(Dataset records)
━━━━━━━━━━━━━━━━━━━━

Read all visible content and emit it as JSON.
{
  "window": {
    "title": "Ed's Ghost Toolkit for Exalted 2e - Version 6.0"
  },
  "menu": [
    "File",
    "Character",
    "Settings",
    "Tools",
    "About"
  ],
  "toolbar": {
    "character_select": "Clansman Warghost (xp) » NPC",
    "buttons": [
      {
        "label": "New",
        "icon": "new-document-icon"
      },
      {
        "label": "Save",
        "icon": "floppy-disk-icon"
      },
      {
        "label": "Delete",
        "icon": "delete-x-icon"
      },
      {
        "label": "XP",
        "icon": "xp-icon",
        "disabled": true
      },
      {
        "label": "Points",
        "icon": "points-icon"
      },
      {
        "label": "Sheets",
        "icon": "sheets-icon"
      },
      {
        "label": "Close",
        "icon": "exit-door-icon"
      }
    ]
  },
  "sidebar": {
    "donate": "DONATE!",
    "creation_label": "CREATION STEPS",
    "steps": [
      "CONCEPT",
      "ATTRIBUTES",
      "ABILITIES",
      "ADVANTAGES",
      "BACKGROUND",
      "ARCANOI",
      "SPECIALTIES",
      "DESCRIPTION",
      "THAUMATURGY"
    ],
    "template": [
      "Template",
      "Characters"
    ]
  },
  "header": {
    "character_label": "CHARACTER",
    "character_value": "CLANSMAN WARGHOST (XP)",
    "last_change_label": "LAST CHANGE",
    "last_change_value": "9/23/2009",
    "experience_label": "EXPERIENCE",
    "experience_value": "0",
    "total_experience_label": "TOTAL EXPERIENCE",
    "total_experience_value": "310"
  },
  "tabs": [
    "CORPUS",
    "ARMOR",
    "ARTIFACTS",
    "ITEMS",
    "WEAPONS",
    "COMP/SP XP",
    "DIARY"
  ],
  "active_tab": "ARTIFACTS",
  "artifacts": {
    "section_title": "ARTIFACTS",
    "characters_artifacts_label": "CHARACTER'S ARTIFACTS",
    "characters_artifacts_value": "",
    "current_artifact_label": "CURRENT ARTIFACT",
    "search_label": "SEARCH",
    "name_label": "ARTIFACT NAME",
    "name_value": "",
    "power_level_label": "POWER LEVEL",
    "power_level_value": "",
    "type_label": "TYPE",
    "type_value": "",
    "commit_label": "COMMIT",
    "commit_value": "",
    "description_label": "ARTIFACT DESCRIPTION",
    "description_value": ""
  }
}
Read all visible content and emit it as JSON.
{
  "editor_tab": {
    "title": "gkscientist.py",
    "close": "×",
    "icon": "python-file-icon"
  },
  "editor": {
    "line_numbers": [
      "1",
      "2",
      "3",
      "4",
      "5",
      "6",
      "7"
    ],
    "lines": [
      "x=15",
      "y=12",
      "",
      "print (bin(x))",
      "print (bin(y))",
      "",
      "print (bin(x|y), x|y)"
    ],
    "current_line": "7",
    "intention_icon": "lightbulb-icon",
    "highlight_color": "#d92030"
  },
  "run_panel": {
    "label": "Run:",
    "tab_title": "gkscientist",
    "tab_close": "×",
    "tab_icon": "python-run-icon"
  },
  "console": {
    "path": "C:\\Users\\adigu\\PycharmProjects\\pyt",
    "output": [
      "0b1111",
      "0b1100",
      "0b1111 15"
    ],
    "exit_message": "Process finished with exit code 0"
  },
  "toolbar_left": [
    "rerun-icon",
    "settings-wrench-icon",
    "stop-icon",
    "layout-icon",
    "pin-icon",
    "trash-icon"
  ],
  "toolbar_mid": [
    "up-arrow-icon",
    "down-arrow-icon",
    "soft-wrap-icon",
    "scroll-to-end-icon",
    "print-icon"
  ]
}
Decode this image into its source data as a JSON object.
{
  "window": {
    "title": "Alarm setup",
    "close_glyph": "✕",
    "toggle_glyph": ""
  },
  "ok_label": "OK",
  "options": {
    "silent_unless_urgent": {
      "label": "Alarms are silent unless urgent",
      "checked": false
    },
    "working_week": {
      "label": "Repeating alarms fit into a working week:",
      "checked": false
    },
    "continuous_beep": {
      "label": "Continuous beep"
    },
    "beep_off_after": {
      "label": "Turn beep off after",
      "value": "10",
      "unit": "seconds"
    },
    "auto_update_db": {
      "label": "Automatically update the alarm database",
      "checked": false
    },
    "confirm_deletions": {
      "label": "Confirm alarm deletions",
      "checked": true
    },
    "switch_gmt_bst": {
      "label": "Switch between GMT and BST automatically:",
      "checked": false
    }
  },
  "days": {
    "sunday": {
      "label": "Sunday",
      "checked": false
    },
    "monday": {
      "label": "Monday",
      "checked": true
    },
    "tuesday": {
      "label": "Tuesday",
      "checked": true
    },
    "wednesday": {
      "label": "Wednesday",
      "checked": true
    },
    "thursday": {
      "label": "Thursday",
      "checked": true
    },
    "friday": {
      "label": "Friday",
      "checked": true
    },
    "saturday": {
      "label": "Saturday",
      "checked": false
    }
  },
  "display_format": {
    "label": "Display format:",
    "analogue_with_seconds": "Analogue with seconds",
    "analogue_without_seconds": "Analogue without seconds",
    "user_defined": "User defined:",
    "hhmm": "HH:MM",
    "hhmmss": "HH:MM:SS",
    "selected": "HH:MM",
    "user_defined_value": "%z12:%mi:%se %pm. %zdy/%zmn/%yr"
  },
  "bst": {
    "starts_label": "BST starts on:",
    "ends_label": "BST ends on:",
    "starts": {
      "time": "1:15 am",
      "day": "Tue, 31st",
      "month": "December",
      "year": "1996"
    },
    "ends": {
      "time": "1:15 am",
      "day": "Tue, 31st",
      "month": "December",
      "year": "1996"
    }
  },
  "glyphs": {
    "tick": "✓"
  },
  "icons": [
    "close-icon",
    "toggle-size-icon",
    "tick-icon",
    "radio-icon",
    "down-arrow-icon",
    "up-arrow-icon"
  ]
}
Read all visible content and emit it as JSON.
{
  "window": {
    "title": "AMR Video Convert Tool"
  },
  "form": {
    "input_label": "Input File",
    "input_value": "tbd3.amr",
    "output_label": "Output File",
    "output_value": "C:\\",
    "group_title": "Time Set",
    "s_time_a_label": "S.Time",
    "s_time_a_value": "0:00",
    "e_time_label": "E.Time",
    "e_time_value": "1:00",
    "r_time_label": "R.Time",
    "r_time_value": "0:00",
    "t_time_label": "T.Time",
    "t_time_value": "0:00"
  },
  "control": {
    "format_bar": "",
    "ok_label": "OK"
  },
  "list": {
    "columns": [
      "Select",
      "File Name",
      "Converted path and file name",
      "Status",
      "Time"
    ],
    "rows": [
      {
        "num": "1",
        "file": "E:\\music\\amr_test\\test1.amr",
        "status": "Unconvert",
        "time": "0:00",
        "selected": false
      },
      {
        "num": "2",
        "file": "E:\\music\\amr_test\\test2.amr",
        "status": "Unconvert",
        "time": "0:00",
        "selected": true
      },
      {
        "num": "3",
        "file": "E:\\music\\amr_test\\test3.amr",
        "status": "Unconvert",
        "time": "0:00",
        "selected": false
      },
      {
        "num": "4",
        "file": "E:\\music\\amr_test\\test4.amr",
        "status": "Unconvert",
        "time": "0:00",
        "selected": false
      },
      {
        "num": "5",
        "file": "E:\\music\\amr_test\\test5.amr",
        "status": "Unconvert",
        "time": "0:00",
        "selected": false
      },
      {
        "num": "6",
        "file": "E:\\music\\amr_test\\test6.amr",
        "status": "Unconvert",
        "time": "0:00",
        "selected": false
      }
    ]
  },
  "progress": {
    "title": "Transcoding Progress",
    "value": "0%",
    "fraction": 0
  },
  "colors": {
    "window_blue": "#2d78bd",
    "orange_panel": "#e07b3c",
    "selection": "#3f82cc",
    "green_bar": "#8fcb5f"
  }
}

━━━━━━━━━━━━━━━━━━━━

#### [Required task]
Transcribe all of the lines in the records precisely.

#### [Reply to the task]
Read all visible content and emit it as JSON.
{
  "window": {
    "title": "Ed's Ghost Toolkit for Exalted 2e - Version 6.0"
  },
  "menu": [
    "File",
    "Character",
    "Settings",
    "Tools",
    "About"
  ],
  "toolbar": {
    "character_select": "Clansman Warghost (xp) » NPC",
    "buttons": [
      {
        "label": "New",
        "icon": "new-document-icon"
      },
      {
        "label": "Save",
        "icon": "floppy-disk-icon"
      },
      {
        "label": "Delete",
        "icon": "delete-x-icon"
      },
      {
        "label": "XP",
        "icon": "xp-icon",
        "disabled": true
      },
      {
        "label": "Points",
        "icon": "points-icon"
      },
      {
        "label": "Sheets",
        "icon": "sheets-icon"
      },
      {
        "label": "Close",
        "icon": "exit-door-icon"
      }
    ]
  },
  "sidebar": {
    "donate": "DONATE!",
    "creation_label": "CREATION STEPS",
    "steps": [
      "CONCEPT",
      "ATTRIBUTES",
      "ABILITIES",
      "ADVANTAGES",
      "BACKGROUND",
      "ARCANOI",
      "SPECIALTIES",
      "DESCRIPTION",
      "THAUMATURGY"
    ],
    "template": [
      "Template",
      "Characters"
    ]
  },
  "header": {
    "character_label": "CHARACTER",
    "character_value": "CLANSMAN WARGHOST (XP)",
    "last_change_label": "LAST CHANGE",
    "last_change_value": "9/23/2009",
    "experience_label": "EXPERIENCE",
    "experience_value": "0",
    "total_experience_label": "TOTAL EXPERIENCE",
    "total_experience_value": "310"
  },
  "tabs": [
    "CORPUS",
    "ARMOR",
    "ARTIFACTS",
    "ITEMS",
    "WEAPONS",
    "COMP/SP XP",
    "DIARY"
  ],
  "active_tab": "ARTIFACTS",
  "artifacts": {
    "section_title": "ARTIFACTS",
    "characters_artifacts_label": "CHARACTER'S ARTIFACTS",
    "characters_artifacts_value": "",
    "current_artifact_label": "CURRENT ARTIFACT",
    "search_label": "SEARCH",
    "name_label": "ARTIFACT NAME",
    "name_value": "",
    "power_level_label": "POWER LEVEL",
    "power_level_value": "",
    "type_label": "TYPE",
    "type_value": "",
    "commit_label": "COMMIT",
    "commit_value": "",
    "description_label": "ARTIFACT DESCRIPTION",
    "description_value": ""
  }
}
Read all visible content and emit it as JSON.
{
  "editor_tab": {
    "title": "gkscientist.py",
    "close": "×",
    "icon": "python-file-icon"
  },
  "editor": {
    "line_numbers": [
      "1",
      "2",
      "3",
      "4",
      "5",
      "6",
      "7"
    ],
    "lines": [
      "x=15",
      "y=12",
      "",
      "print (bin(x))",
      "print (bin(y))",
      "",
      "print (bin(x|y), x|y)"
    ],
    "current_line": "7",
    "intention_icon": "lightbulb-icon",
    "highlight_color": "#d92030"
  },
  "run_panel": {
    "label": "Run:",
    "tab_title": "gkscientist",
    "tab_close": "×",
    "tab_icon": "python-run-icon"
  },
  "console": {
    "path": "C:\\Users\\adigu\\PycharmProjects\\pyt",
    "output": [
      "0b1111",
      "0b1100",
      "0b1111 15"
    ],
    "exit_message": "Process finished with exit code 0"
  },
  "toolbar_left": [
    "rerun-icon",
    "settings-wrench-icon",
    "stop-icon",
    "layout-icon",
    "pin-icon",
    "trash-icon"
  ],
  "toolbar_mid": [
    "up-arrow-icon",
    "down-arrow-icon",
    "soft-wrap-icon",
    "scroll-to-end-icon",
    "print-icon"
  ]
}
Decode this image into its source data as a JSON object.
{
  "window": {
    "title": "Alarm setup",
    "close_glyph": "✕",
    "toggle_glyph": ""
  },
  "ok_label": "OK",
  "options": {
    "silent_unless_urgent": {
      "label": "Alarms are silent unless urgent",
      "checked": false
    },
    "working_week": {
      "label": "Repeating alarms fit into a working week:",
      "checked": false
    },
    "continuous_beep": {
      "label": "Continuous beep"
    },
    "beep_off_after": {
      "label": "Turn beep off after",
      "value": "10",
      "unit": "seconds"
    },
    "auto_update_db": {
      "label": "Automatically update the alarm database",
      "checked": false
    },
    "confirm_deletions": {
      "label": "Confirm alarm deletions",
      "checked": true
    },
    "switch_gmt_bst": {
      "label": "Switch between GMT and BST automatically:",
      "checked": false
    }
  },
  "days": {
    "sunday": {
      "label": "Sunday",
      "checked": false
    },
    "monday": {
      "label": "Monday",
      "checked": true
    },
    "tuesday": {
      "label": "Tuesday",
      "checked": true
    },
    "wednesday": {
      "label": "Wednesday",
      "checked": true
    },
    "thursday": {
      "label": "Thursday",
      "checked": true
    },
    "friday": {
      "label": "Friday",
      "checked": true
    },
    "saturday": {
      "label": "Saturday",
      "checked": false
    }
  },
  "display_format": {
    "label": "Display format:",
    "analogue_with_seconds": "Analogue with seconds",
    "analogue_without_seconds": "Analogue without seconds",
    "user_defined": "User defined:",
    "hhmm": "HH:MM",
    "hhmmss": "HH:MM:SS",
    "selected": "HH:MM",
    "user_defined_value": "%z12:%mi:%se %pm. %zdy/%zmn/%yr"
  },
  "bst": {
    "starts_label": "BST starts on:",
    "ends_label": "BST ends on:",
    "starts": {
      "time": "1:15 am",
      "day": "Tue, 31st",
      "month": "December",
      "year": "1996"
    },
    "ends": {
      "time": "1:15 am",
      "day": "Tue, 31st",
      "month": "December",
      "year": "1996"
    }
  },
  "glyphs": {
    "tick": "✓"
  },
  "icons": [
    "close-icon",
    "toggle-size-icon",
    "tick-icon",
    "radio-icon",
    "down-arrow-icon",
    "up-arrow-icon"
  ]
}
Read all visible content and emit it as JSON.
{
  "window": {
    "title": "AMR Video Convert Tool"
  },
  "form": {
    "input_label": "Input File",
    "input_value": "tbd3.amr",
    "output_label": "Output File",
    "output_value": "C:\\",
    "group_title": "Time Set",
    "s_time_a_label": "S.Time",
    "s_time_a_value": "0:00",
    "e_time_label": "E.Time",
    "e_time_value": "1:00",
    "r_time_label": "R.Time",
    "r_time_value": "0:00",
    "t_time_label": "T.Time",
    "t_time_value": "0:00"
  },
  "control": {
    "format_bar": "",
    "ok_label": "OK"
  },
  "list": {
    "columns": [
      "Select",
      "File Name",
      "Converted path and file name",
      "Status",
      "Time"
    ],
    "rows": [
      {
        "num": "1",
        "file": "E:\\music\\amr_test\\test1.amr",
        "status": "Unconvert",
        "time": "0:00",
        "selected": false
      },
      {
        "num": "2",
        "file": "E:\\music\\amr_test\\test2.amr",
        "status": "Unconvert",
        "time": "0:00",
        "selected": true
      },
      {
        "num": "3",
        "file": "E:\\music\\amr_test\\test3.amr",
        "status": "Unconvert",
        "time": "0:00",
        "selected": false
      },
      {
        "num": "4",
        "file": "E:\\music\\amr_test\\test4.amr",
        "status": "Unconvert",
        "time": "0:00",
        "selected": false
      },
      {
        "num": "5",
        "file": "E:\\music\\amr_test\\test5.amr",
        "status": "Unconvert",
        "time": "0:00",
        "selected": false
      },
      {
        "num": "6",
        "file": "E:\\music\\amr_test\\test6.amr",
        "status": "Unconvert",
        "time": "0:00",
        "selected": false
      }
    ]
  },
  "progress": {
    "title": "Transcoding Progress",
    "value": "0%",
    "fraction": 0
  },
  "colors": {
    "window_blue": "#2d78bd",
    "orange_panel": "#e07b3c",
    "selection": "#3f82cc",
    "green_bar": "#8fcb5f"
  }
}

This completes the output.